--- EXERCISE TEXT Enclosed Below ---

Feeling Good Versus Doing Well
   The Penn Resiliency Project has for the past eight years proven that cognitive therapy can not only help adults, but also can successfully immunize children against depression. It recently earned a five-year, $2 million grant from NIMH to continue its work.
   Even the most jaded critics of government-funded science would be hard-pressed to object to this use of their tax dollars. Whereas childhood depression (in a strict, clinical sense) was a relative rarity just two generations ago, American children are now suffering from a full-fledged epidemic of depression. Today, about one in four children experiences serious, debilitating depression before reaching adulthood.
   What’s gone wrong? Seligman has a few answers. To again oversimplify a complicated argument, Seligman lays a lot of blame on the “self-esteem” movement for replacing the old-fashioned goal of “doing well” with the contemporary goal of “feeling good.”
   While the Penn Resiliency Project has earned the attention of child- psychology experts around the world for its effectiveness, its cost-efficiency has also earned the admiration of school administrators, whose focus is the bottom line. The program consists of just 12 sessions, held once a week for about 90 minutes, with children whose answers to a questionnaire indicate that they are particularly susceptible to depression. Employing an engaging series of exercises utilizing stories, cartoons, group discussions, and other techniques, the program ingrains powerful reflexes in pessimistic children — to change what they tell themselves about failures and to encourage them to persist in the face of those failures.
   In essence, the project tries to re-imbue today’s children with the values taught a generation ago. In his speech to the North Carolina psychologists, Seligman touched upon what was my own favorite book as a child. “Thirty years ago,” he said, “the most influential children’s book of the time was The Little Engine That Could,” the endearing tale of the little locomotive engine who wasn’t sure if she could pull a train over the mountain but who kept telling herself, “I think I can, I think I can” and prevailed.

--- End of Enclosed EXERCISE TEXT ---
--- ENTRIES SUPPLIED Enclosed Below ---

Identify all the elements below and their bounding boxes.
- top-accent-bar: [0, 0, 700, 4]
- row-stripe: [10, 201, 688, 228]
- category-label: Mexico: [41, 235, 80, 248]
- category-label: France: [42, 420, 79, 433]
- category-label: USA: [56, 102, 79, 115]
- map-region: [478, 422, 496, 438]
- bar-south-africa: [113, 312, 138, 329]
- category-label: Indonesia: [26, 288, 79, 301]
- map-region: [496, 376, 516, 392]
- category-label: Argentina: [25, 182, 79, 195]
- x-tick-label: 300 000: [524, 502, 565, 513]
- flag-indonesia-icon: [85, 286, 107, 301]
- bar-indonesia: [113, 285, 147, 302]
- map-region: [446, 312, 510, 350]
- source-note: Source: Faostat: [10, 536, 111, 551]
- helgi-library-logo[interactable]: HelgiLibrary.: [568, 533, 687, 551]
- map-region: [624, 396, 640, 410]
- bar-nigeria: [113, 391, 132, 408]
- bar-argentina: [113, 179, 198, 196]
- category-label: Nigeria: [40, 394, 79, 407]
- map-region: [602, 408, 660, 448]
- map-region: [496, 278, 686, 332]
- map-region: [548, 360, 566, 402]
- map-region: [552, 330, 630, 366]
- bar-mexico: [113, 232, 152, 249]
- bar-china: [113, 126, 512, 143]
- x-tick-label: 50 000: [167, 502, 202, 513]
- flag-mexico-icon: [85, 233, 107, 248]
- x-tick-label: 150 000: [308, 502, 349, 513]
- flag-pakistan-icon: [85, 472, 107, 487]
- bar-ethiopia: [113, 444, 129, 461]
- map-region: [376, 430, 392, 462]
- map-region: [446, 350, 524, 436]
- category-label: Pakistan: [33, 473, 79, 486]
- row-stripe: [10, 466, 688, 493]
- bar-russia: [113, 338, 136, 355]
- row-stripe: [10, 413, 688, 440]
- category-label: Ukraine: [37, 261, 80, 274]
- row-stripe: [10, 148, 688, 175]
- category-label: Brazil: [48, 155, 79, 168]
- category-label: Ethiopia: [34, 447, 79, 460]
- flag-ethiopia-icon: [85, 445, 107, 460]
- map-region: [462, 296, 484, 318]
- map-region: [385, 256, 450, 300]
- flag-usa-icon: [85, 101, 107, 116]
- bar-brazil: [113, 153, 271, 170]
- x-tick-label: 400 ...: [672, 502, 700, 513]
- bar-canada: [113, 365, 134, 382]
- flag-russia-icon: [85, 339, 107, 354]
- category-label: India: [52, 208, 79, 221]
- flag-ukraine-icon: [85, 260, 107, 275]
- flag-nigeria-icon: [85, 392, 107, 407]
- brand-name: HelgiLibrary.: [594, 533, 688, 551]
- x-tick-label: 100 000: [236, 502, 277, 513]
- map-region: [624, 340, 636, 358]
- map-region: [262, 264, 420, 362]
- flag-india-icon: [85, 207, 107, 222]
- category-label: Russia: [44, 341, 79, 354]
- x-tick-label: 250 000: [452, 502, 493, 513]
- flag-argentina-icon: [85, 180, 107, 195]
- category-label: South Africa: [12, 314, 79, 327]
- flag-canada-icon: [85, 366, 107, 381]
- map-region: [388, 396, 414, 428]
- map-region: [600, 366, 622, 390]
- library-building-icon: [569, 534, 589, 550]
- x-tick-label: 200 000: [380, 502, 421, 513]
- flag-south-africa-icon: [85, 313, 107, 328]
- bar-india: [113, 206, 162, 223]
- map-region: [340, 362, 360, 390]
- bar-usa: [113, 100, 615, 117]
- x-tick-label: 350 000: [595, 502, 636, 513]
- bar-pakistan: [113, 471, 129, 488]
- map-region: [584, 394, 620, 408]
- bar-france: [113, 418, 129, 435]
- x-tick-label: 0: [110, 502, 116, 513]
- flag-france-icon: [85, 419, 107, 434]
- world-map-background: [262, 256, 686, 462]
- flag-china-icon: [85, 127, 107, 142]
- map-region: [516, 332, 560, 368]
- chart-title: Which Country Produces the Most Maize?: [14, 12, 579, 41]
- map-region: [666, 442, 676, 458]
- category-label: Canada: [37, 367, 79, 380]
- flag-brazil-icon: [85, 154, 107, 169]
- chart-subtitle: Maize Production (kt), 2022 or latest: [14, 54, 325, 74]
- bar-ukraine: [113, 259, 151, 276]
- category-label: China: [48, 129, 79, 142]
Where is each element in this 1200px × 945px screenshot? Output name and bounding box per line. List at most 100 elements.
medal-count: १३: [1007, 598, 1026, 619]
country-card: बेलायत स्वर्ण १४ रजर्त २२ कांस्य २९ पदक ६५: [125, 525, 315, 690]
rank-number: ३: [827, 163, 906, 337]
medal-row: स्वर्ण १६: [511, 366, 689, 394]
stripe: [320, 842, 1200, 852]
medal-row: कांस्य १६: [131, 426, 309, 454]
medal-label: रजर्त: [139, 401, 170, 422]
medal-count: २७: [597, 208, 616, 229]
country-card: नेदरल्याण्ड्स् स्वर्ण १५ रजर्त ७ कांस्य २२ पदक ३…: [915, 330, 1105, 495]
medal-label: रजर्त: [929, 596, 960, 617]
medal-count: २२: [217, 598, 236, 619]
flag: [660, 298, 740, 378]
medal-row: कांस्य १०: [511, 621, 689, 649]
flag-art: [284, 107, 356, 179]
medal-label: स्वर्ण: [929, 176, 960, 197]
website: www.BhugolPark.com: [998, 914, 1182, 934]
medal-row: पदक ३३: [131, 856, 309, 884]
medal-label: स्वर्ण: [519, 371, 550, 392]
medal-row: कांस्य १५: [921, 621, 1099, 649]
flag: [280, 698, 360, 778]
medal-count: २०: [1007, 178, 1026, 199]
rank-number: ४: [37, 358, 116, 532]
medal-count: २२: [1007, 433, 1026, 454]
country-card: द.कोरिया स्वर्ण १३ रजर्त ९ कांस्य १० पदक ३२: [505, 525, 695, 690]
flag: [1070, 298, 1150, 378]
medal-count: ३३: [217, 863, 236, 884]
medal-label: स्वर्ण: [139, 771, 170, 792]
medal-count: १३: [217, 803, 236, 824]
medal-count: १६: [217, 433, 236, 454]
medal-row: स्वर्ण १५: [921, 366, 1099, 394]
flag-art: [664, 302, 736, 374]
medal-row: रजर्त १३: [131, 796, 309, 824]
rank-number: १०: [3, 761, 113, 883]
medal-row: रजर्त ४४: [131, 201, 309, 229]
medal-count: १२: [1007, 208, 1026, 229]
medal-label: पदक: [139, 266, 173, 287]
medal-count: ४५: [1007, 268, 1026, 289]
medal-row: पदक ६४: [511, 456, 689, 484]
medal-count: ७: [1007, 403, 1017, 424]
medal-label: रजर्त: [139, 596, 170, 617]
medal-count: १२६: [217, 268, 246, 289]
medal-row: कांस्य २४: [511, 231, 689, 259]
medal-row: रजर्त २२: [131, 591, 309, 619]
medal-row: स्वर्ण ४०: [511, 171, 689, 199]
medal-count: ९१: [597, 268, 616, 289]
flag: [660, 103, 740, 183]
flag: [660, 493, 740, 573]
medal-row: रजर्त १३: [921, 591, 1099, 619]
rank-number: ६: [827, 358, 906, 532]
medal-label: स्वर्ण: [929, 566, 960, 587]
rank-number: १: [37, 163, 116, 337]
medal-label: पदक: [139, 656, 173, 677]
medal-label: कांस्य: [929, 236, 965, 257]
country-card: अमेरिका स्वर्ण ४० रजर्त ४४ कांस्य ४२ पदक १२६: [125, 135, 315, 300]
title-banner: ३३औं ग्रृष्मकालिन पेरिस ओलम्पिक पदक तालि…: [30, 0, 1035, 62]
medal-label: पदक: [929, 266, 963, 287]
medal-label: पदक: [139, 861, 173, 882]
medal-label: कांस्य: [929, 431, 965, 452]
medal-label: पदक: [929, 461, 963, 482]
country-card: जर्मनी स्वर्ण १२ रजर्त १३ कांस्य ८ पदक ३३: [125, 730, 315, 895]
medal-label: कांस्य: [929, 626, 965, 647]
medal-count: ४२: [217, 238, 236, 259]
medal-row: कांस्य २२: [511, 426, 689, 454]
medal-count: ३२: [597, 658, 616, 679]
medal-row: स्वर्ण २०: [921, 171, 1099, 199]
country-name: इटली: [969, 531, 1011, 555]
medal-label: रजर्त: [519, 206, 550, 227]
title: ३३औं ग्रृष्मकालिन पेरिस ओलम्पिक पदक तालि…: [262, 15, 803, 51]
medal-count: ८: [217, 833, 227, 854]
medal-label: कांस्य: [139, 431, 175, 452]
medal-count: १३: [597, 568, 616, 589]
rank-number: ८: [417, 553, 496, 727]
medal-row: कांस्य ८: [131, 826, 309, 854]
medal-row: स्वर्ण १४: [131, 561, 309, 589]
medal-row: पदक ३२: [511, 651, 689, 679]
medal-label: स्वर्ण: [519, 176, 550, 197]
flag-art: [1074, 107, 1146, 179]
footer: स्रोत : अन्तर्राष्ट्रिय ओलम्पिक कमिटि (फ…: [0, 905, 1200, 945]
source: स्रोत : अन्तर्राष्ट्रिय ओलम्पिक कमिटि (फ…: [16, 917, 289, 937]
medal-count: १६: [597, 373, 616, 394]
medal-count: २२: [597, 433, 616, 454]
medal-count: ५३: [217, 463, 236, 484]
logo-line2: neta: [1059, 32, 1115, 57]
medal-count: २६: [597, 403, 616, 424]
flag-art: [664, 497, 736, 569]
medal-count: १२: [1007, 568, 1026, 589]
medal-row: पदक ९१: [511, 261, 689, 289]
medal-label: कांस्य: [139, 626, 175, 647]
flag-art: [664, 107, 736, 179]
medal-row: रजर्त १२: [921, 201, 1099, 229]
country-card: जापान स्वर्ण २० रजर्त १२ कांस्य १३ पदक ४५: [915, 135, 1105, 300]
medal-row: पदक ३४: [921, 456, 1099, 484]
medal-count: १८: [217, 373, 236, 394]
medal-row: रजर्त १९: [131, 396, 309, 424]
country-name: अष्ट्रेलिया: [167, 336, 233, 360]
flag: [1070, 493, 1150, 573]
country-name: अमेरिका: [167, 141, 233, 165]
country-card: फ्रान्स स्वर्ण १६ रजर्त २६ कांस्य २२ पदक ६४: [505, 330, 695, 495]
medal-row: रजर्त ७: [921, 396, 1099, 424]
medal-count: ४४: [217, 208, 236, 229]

--- End of Enclosed ENTRIES SUPPLIED ---

▸ **PROBLEMS TO WORK ON**
[A] The passage about the Penn Resiliency Project names the techniques its exercises use. List every technique it names.
[B] Carry on the passage about the Penn Resiliency Project, starting after its final sentence.

▸ **ANSWERS FOR THIS EXERCISE**
[A] Stories, cartoons, group discussions

[B]
   “Think for a moment about what you are most proud of,” Seligman asked his audience, then paused briefly. “I’ll bet that what you just thought of now has something to do with some goal at which you at first encountered failure, but which you persistently kept pursuing until you achieved your goal, whether it was love, work, or play. ”
   This sense of persistence in the face of failure forms the heart of Seligman’s vaccine against depression in children. It involves not only sophisticated disputation skills but also a lot of good old-fashioned hard work. Seligman’s emphasis on hard work clearly separates, and elevates, him from his more popular, less scientific peers in the wide world of popular culture’s optimism gurus.
   “A pessimistic attitude may seem so deeply rooted as to be permanent,” Seligman writes in the introduction to his profoundly realistic 1993 mass-market book, What You Can Change And What You Can’t. “I have found, however, that pessimism is escapable. Pessimists can in fact learn to be optimists, and not through mindless devices like whistling a happy tune or mouthing platitudes … ”
   By putting a happy face on failure, he argues, the blind optimism pushed by the self-esteem movement is actually counterproductive. “Optimism that is not accurate is empty and falls apart,” he writes in The Optimistic Child. “Life defeats it.” In the long run, he says, encouraging your child to work harder to achieve his or her specified goals will be far more effective.
   As he writes in The Optimistic Child, “The feeling of self-esteem is a byproduct of doing well. Once a child’s self-esteem is in place, it kindles further success. Tasks flow more seamlessly, troubles bounce off, and other children seem more receptive. There is no question that feeling high self-esteem is a delightful state to be in, but trying to achieve the feeling side of self-esteem directly, before achieving good commerce with the world, confuses profoundly the means and the end.”

A New Seligman Frontier: Learned Happiness
   Several months before Seligman passed on the torch of the APA presidency on New Year’s Eve, I posed the de-riguer question for an American celebrity who’s just come off the field from a great victory: Hey Marty, you’ve just helped re-focus the entire field of psychology towards a more positive and profitable direction. What are you going to do now? Go to Disney World?
   Well, close. He’s going to Grand Cayman Island. Thanks to a comfy grant from the Gallup Corporation (the polling organization), he’ll soon be spending several days in the company of about 20 other Nobel-laureate-level geniuses, trying to develop and articulate a “Taxonomy of the Good Life.”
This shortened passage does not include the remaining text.